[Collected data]

══════

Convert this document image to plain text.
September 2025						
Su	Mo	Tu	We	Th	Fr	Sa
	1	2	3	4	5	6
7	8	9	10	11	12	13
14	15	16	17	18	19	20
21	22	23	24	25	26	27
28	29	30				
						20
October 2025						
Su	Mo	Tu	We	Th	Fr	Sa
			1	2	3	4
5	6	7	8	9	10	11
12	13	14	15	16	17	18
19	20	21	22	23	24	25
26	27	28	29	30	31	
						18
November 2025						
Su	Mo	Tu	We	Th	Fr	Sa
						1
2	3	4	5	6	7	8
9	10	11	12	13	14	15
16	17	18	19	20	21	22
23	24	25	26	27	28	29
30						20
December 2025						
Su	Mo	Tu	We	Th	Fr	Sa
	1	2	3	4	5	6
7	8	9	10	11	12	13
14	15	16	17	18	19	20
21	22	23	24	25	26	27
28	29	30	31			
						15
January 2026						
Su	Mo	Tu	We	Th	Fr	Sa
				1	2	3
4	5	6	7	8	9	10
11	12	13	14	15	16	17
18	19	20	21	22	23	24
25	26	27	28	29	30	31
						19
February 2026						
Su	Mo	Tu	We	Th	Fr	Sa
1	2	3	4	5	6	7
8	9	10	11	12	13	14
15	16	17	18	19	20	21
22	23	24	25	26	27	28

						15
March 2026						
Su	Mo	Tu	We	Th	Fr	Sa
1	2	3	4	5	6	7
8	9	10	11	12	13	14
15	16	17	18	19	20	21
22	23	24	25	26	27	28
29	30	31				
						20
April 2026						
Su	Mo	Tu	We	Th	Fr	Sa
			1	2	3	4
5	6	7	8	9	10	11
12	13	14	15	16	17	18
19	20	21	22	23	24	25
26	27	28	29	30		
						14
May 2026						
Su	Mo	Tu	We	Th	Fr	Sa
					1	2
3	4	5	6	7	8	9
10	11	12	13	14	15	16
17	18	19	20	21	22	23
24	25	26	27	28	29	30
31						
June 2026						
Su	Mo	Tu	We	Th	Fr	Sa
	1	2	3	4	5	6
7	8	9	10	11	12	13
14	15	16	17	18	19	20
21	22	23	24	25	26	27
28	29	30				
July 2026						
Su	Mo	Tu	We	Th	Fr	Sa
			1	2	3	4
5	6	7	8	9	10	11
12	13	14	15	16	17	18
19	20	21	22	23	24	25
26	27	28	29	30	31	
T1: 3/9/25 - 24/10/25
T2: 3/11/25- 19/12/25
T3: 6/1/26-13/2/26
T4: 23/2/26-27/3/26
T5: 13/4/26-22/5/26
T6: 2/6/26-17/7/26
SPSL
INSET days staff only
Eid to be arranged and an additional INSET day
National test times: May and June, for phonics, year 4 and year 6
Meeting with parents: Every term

══════

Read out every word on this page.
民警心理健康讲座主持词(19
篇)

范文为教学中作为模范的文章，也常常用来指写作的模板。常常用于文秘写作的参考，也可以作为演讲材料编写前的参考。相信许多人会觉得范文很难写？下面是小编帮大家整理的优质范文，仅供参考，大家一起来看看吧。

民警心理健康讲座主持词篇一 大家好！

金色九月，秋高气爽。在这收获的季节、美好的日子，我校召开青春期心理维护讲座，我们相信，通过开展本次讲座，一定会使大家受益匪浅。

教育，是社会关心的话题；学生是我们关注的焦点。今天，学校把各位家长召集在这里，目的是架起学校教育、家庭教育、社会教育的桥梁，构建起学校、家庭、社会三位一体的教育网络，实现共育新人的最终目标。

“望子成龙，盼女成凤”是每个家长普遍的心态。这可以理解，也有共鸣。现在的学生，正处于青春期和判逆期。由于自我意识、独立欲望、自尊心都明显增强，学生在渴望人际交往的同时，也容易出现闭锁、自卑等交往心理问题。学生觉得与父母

══════

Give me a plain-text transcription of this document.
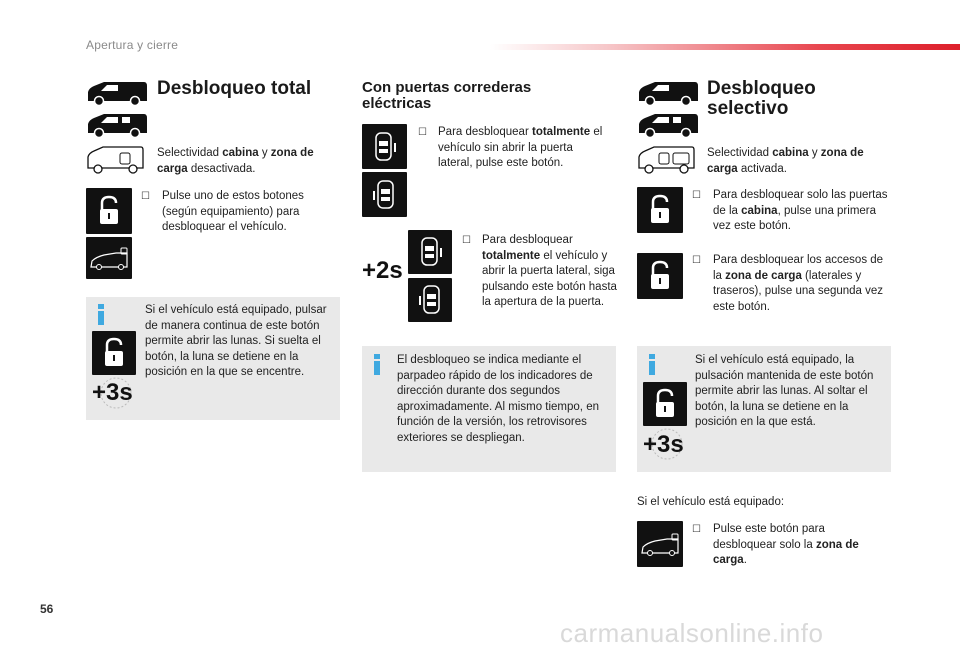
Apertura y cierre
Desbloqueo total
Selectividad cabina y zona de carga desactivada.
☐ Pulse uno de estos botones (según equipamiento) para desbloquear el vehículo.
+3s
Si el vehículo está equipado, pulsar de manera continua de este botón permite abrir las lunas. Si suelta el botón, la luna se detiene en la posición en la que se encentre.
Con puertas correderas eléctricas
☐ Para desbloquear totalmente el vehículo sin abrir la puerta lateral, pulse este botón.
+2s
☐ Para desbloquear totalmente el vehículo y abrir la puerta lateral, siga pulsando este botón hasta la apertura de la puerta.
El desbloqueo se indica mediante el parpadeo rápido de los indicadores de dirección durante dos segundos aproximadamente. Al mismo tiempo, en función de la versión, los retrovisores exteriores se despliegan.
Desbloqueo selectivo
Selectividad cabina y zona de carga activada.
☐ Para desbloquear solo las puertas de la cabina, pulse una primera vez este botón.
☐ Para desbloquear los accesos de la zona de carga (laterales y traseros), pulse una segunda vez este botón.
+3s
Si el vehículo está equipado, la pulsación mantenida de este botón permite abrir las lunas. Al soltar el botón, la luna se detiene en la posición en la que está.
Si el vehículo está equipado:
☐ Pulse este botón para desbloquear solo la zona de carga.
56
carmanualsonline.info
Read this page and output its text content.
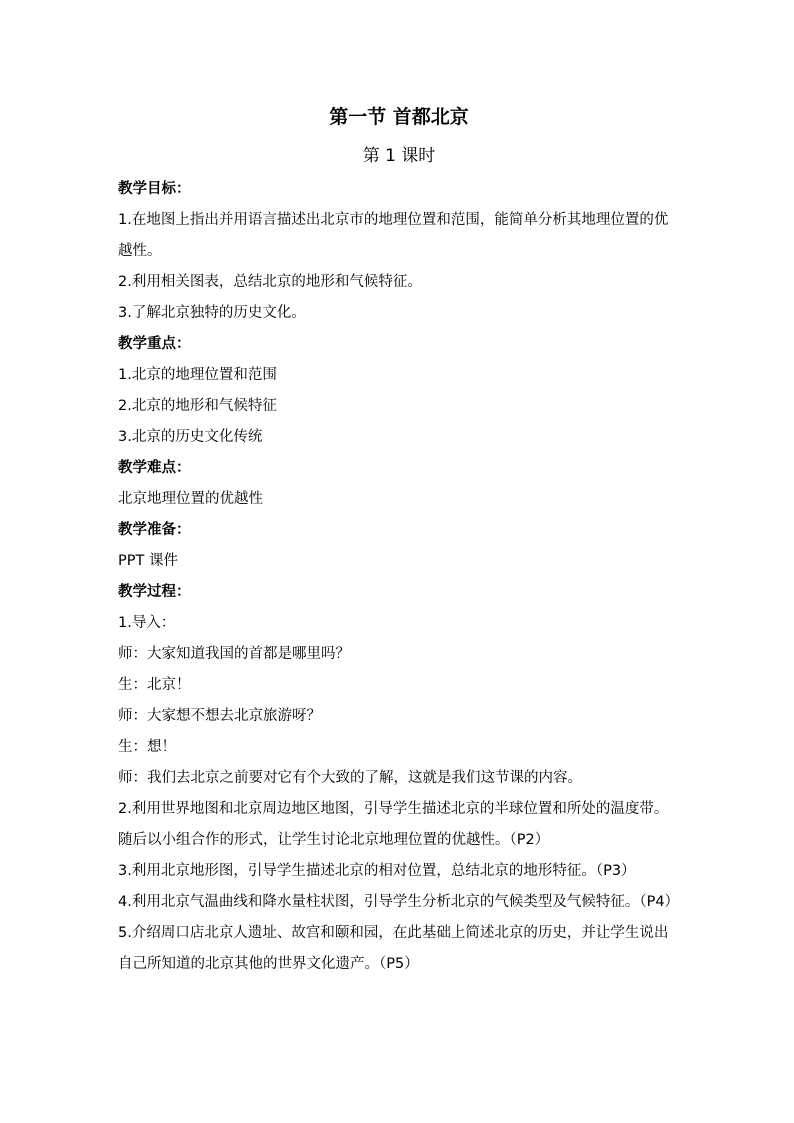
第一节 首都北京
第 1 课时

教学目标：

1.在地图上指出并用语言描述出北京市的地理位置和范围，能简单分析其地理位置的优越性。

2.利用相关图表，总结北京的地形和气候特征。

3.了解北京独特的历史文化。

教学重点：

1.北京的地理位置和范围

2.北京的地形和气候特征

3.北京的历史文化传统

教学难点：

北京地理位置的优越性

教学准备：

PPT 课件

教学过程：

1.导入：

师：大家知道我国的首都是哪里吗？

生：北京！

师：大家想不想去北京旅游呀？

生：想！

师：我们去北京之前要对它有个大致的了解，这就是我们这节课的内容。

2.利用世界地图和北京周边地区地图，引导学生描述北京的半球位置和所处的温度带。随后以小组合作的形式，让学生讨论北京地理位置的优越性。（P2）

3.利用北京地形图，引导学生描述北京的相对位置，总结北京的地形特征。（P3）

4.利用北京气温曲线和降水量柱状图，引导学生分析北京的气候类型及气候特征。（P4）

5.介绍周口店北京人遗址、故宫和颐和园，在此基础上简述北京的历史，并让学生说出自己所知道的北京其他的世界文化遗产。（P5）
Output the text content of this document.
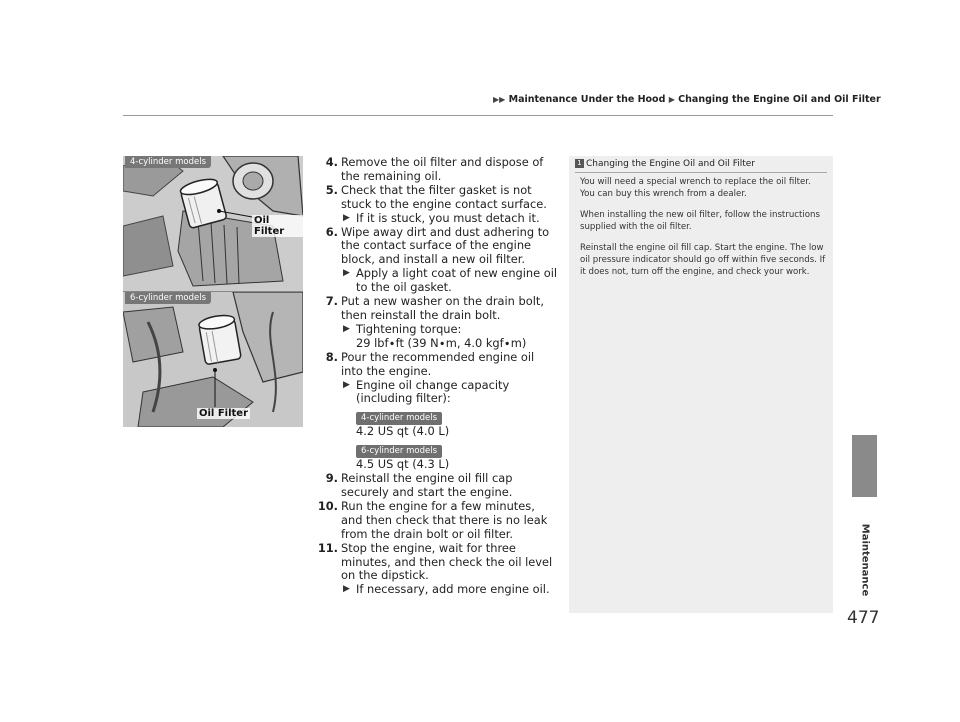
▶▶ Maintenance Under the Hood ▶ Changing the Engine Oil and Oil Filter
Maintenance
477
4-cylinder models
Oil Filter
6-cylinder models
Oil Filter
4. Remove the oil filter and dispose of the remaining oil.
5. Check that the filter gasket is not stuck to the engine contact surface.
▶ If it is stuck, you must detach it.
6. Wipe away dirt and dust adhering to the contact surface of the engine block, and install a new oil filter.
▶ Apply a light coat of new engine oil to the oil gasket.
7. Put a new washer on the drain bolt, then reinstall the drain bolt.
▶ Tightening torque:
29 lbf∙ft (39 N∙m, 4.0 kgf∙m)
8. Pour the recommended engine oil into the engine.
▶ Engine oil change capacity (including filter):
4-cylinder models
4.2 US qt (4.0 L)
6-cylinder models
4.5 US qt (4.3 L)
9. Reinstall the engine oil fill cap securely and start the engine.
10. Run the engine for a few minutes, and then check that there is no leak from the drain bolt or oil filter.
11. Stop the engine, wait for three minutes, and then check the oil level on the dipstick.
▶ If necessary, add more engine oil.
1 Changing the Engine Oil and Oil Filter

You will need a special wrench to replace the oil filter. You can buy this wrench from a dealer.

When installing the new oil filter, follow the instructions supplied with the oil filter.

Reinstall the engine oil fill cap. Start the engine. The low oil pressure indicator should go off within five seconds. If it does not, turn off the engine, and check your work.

══════

- _Stated exercise_: Lines that hold "puertas" are the ones to copy; find all of them.

- _Reply_:
Con puertas correderas eléctricas
☐ Para desbloquear solo las puertas de la cabina, pulse una primera vez este botón.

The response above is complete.